Written task: Copy every line of the following data that includes the string "entity".

Extracted information:
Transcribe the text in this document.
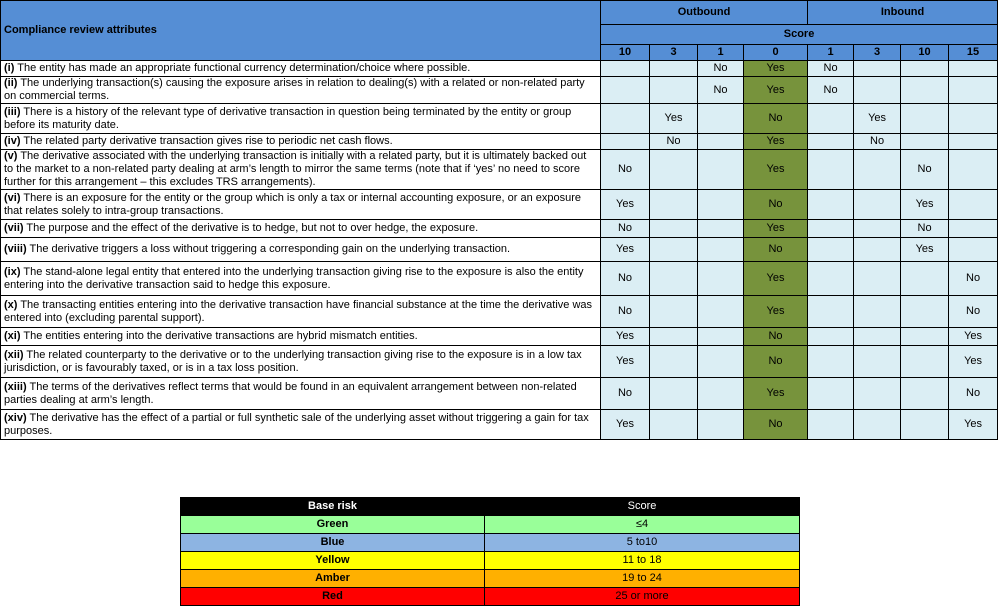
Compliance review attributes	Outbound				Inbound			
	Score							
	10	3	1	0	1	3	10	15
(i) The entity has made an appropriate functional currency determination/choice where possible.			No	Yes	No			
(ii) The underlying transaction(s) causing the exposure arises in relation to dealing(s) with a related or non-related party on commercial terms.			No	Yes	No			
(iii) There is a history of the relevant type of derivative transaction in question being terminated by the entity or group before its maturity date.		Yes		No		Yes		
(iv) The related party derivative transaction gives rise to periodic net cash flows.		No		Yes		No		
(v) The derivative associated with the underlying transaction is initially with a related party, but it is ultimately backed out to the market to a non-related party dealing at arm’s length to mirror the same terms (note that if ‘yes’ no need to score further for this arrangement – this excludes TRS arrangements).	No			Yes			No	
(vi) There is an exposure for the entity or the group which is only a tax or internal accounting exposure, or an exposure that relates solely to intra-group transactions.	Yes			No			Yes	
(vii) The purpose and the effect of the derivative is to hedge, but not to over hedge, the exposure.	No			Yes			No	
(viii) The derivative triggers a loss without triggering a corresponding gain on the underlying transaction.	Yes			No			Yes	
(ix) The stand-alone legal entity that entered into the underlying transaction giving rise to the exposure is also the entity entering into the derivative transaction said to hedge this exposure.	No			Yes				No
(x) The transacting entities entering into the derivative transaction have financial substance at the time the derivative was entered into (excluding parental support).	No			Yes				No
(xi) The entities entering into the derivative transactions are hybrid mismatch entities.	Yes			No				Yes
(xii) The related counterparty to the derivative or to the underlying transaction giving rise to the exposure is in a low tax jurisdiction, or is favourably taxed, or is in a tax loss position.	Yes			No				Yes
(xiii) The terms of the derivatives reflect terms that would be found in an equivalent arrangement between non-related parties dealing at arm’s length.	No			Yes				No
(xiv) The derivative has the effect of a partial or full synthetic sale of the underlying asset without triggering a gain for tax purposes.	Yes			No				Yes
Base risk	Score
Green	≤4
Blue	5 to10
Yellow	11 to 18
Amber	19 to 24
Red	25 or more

---

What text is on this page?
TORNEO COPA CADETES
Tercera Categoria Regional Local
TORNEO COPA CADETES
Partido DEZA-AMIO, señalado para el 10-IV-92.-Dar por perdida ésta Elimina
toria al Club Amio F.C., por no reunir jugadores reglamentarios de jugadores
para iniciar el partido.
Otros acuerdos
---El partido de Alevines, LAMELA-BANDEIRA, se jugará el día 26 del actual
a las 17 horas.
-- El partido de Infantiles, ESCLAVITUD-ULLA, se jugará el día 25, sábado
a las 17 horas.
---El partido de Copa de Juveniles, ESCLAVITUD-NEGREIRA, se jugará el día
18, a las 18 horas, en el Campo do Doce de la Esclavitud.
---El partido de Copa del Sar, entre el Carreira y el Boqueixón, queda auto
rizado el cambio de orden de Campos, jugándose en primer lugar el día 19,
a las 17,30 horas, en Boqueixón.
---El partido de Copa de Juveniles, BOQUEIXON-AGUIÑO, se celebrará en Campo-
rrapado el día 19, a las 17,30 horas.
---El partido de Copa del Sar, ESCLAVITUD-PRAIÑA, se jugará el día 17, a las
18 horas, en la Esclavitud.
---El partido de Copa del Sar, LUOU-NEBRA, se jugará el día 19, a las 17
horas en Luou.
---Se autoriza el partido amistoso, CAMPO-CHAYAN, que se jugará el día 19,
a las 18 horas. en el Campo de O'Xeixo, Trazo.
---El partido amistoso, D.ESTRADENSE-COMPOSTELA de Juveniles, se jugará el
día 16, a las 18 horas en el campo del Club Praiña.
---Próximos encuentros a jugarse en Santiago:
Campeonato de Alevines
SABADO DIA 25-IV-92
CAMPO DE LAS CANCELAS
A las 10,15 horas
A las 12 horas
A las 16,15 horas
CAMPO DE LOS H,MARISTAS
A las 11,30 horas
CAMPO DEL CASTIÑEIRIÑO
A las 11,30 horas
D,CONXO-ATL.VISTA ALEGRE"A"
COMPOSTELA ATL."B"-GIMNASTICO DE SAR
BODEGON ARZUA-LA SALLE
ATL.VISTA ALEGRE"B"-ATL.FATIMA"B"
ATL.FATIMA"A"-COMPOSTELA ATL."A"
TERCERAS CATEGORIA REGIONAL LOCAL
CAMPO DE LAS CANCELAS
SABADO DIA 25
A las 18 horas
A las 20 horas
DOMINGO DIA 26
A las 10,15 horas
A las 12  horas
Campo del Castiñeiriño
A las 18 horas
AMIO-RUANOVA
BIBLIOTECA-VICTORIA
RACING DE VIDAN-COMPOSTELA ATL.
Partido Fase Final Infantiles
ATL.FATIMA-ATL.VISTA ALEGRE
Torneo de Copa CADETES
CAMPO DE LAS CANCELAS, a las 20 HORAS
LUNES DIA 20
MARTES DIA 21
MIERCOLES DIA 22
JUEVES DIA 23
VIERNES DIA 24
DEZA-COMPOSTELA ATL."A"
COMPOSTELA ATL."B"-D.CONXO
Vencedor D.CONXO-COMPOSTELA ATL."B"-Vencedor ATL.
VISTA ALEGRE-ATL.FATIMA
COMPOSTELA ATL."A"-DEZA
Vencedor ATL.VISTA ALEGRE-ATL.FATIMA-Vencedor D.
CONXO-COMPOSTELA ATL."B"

Correct response:
(i) The entity has made an appropriate functional currency determination/choice where possible.			No	Yes	No			
(iii) There is a history of the relevant type of derivative transaction in question being terminated by the entity or group before its maturity date.		Yes		No		Yes		
(vi) There is an exposure for the entity or the group which is only a tax or internal accounting exposure, or an exposure that relates solely to intra-group transactions.	Yes			No			Yes	
(ix) The stand-alone legal entity that entered into the underlying transaction giving rise to the exposure is also the entity entering into the derivative transaction said to hedge this exposure.	No			Yes				No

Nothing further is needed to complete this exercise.